■ WHAT THE TASK REQUIRES
Identify each line in the records below that contains the word "color", and copy it.

Dataset entries on figures:
++++++++++++++++++++
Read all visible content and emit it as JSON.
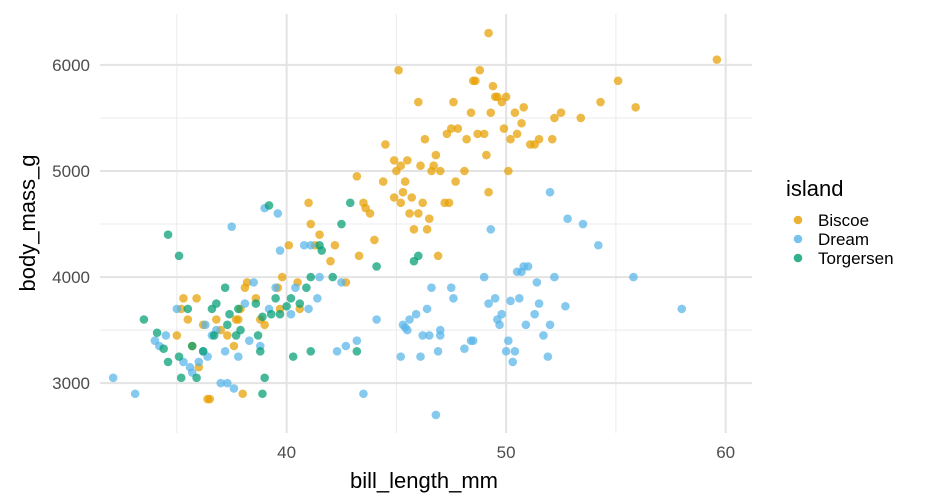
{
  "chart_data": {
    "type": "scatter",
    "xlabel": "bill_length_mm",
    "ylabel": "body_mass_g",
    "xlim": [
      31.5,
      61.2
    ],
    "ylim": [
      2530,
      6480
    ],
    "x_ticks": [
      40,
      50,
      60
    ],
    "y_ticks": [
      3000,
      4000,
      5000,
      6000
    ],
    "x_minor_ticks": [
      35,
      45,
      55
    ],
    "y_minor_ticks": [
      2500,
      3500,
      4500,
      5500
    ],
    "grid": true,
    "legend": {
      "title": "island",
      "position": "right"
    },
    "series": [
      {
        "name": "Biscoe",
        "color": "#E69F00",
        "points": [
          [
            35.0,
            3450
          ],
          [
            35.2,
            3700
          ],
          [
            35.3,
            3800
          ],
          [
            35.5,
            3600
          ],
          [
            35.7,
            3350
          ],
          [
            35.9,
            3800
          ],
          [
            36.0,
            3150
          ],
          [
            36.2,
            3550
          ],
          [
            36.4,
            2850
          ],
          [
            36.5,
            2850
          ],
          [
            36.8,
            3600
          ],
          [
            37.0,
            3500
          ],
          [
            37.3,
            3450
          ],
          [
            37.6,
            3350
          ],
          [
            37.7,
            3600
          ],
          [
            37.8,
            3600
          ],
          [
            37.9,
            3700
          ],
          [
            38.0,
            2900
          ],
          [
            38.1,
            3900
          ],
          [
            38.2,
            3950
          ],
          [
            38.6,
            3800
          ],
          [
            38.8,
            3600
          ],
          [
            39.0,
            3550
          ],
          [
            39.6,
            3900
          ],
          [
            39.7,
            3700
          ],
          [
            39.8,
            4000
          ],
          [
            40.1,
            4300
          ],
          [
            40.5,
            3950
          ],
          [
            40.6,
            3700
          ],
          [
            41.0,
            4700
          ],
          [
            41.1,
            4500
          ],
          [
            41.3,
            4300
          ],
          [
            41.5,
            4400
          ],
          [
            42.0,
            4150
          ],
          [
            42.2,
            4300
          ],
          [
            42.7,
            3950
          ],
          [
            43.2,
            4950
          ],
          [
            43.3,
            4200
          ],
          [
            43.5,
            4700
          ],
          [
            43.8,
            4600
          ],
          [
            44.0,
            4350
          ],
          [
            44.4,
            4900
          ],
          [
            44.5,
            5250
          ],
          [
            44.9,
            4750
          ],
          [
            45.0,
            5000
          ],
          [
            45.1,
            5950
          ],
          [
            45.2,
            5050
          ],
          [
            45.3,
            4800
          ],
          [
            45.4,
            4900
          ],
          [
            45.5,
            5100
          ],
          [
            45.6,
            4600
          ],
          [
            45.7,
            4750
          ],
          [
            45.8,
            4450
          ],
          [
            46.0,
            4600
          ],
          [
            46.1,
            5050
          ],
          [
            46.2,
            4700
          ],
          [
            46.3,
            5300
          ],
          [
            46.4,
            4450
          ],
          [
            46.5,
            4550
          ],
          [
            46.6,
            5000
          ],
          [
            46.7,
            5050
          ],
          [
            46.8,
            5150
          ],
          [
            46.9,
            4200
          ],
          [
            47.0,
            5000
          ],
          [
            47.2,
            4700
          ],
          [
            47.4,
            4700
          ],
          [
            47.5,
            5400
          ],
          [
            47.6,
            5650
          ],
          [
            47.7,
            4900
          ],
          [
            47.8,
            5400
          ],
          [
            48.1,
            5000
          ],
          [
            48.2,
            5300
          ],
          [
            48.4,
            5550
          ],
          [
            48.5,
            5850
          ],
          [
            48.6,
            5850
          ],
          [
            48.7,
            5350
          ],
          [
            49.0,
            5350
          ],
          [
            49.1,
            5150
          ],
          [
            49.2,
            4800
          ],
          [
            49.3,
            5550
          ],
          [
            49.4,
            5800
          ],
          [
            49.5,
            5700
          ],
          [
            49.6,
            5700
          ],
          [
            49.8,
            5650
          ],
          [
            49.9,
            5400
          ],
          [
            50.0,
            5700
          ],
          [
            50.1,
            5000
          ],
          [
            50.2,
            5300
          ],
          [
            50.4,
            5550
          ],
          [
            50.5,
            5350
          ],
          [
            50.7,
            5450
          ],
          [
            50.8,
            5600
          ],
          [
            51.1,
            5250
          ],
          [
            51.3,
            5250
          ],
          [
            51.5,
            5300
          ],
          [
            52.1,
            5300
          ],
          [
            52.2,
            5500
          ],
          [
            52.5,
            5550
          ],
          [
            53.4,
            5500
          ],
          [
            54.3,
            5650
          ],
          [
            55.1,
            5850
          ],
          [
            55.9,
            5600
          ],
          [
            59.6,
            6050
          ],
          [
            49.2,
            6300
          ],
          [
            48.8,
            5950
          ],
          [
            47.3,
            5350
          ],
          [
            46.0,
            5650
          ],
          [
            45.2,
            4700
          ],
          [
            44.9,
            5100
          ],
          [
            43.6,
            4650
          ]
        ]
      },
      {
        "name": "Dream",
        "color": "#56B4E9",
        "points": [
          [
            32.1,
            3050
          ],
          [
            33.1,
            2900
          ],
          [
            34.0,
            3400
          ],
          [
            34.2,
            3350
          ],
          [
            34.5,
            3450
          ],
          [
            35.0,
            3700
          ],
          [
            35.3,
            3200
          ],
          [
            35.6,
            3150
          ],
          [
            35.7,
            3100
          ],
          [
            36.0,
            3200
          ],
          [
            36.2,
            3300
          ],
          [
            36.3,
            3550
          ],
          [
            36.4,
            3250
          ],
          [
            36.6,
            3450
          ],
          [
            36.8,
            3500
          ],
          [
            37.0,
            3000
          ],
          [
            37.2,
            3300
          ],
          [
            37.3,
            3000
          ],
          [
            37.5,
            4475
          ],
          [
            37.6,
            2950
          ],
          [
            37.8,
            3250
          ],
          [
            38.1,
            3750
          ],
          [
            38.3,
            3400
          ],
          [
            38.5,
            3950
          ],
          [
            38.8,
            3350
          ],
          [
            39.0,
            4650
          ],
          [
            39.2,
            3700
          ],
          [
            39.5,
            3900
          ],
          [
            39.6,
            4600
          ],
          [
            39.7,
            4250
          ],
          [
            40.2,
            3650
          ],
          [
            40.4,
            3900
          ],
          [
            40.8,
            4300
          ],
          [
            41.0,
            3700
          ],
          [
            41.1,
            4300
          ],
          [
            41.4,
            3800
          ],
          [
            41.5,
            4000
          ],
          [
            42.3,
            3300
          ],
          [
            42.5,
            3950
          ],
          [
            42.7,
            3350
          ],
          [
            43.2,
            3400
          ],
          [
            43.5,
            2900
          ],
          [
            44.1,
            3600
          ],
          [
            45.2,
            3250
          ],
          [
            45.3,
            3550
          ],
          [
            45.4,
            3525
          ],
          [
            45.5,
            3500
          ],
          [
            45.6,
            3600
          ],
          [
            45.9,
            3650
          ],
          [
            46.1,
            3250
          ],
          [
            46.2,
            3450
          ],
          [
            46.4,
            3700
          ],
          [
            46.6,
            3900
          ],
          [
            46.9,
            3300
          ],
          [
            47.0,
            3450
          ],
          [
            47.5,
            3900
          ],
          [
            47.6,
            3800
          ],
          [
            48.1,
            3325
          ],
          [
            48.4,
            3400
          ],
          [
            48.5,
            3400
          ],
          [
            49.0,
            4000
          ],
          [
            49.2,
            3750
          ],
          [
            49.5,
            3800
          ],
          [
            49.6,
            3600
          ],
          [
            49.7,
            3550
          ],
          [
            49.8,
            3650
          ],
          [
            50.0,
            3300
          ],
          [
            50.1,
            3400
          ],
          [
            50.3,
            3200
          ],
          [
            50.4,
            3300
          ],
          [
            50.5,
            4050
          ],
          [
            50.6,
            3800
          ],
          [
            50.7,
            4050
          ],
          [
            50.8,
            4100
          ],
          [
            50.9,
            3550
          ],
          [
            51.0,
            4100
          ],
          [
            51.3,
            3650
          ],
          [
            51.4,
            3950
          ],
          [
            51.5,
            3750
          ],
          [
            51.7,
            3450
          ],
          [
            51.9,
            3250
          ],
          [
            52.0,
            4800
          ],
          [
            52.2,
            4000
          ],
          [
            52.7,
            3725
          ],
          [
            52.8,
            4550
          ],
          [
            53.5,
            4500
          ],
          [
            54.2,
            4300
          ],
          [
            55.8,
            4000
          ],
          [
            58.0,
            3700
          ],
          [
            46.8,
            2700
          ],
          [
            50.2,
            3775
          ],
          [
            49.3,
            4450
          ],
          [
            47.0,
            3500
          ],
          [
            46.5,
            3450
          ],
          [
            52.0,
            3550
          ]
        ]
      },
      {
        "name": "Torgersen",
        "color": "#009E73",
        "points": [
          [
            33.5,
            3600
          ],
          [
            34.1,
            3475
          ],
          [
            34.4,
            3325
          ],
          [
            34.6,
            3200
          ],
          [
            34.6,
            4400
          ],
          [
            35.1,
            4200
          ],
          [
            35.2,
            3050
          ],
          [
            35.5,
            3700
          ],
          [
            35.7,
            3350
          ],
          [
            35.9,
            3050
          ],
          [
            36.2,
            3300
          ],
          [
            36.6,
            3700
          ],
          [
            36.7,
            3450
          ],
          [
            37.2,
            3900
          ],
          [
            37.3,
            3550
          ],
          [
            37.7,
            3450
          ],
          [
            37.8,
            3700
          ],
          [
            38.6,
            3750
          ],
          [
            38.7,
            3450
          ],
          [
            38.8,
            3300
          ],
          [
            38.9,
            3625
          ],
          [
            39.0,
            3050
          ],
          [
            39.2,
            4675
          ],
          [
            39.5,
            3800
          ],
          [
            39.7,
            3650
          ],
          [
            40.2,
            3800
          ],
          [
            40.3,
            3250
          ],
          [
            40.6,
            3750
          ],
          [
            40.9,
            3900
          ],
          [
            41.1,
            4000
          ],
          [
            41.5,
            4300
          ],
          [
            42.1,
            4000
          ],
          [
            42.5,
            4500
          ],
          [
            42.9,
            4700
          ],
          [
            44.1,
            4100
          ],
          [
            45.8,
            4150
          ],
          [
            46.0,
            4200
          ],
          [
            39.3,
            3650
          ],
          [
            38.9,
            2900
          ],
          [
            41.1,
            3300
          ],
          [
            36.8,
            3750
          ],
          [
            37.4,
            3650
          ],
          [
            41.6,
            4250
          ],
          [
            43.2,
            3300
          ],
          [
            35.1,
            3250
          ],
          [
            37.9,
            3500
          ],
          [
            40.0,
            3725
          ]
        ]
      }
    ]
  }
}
++++++++++++++++++++
■ WRITTEN REPLY
        "color": "#E69F00",
        "color": "#56B4E9",
        "color": "#009E73",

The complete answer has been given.